*Task objective*
For the listing below, give the count of lines containing the string "symbol" and nothing else.

*Stored records*
>> Begin

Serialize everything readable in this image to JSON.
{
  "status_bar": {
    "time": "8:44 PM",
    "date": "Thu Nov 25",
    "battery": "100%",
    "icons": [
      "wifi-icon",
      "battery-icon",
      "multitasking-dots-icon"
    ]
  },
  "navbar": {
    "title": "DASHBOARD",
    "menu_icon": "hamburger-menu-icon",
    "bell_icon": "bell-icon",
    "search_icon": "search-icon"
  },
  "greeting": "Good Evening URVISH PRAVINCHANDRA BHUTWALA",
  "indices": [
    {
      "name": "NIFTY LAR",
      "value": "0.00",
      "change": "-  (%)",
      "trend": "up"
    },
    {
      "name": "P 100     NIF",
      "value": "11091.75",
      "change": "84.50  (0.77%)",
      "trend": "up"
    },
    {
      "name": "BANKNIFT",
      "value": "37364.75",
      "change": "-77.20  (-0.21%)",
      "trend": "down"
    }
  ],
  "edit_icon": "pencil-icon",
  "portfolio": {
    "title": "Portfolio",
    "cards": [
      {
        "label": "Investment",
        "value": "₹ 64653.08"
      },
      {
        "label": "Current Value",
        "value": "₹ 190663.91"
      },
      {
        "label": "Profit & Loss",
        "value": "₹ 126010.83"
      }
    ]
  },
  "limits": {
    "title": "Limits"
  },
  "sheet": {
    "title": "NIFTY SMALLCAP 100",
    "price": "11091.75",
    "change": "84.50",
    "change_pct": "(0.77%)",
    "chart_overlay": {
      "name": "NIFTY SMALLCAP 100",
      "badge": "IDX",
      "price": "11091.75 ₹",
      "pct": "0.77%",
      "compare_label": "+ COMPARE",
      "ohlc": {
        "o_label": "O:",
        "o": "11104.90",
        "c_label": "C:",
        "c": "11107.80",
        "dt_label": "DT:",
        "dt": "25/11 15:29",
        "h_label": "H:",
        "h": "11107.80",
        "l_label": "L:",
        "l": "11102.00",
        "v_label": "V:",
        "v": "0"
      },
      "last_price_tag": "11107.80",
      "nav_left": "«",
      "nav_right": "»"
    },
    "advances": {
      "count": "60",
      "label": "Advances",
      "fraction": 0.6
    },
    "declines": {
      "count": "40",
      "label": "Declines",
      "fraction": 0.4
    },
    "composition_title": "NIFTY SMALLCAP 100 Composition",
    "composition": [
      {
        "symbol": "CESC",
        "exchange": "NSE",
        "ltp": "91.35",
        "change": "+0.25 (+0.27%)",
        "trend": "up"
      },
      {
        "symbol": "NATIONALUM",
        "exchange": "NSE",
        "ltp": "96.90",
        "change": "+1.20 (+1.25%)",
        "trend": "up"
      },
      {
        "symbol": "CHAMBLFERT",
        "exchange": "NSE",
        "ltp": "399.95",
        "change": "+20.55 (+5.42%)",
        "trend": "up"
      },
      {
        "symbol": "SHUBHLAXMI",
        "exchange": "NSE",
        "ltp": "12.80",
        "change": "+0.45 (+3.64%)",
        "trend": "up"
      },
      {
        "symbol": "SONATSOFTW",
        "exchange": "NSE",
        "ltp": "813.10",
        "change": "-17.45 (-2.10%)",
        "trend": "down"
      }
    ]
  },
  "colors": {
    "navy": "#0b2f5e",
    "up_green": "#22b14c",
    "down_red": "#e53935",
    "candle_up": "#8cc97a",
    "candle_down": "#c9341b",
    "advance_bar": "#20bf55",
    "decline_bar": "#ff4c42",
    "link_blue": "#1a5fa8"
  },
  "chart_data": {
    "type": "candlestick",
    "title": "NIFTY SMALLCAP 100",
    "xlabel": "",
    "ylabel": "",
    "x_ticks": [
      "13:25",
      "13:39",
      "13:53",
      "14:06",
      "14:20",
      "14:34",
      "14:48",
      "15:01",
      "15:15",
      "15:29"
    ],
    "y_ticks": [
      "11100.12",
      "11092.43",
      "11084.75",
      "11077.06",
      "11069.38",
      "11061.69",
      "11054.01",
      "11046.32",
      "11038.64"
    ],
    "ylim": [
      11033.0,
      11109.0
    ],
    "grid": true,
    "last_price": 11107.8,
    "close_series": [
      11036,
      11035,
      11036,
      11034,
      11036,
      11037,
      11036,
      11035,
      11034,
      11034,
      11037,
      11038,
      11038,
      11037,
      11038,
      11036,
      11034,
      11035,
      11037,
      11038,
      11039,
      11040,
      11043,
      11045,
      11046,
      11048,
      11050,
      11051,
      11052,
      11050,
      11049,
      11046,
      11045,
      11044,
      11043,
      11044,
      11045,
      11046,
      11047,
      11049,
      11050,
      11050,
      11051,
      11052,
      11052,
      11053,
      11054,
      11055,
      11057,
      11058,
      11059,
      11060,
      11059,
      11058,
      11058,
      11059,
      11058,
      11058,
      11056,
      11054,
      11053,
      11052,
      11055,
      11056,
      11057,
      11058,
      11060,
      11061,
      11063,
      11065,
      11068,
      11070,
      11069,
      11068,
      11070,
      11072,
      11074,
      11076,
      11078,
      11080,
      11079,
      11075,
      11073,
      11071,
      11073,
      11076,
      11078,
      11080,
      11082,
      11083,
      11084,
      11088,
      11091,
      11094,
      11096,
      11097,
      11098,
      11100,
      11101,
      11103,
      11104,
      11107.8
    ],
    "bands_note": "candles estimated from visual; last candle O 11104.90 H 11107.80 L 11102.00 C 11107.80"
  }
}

>> End

*Solved problem*
5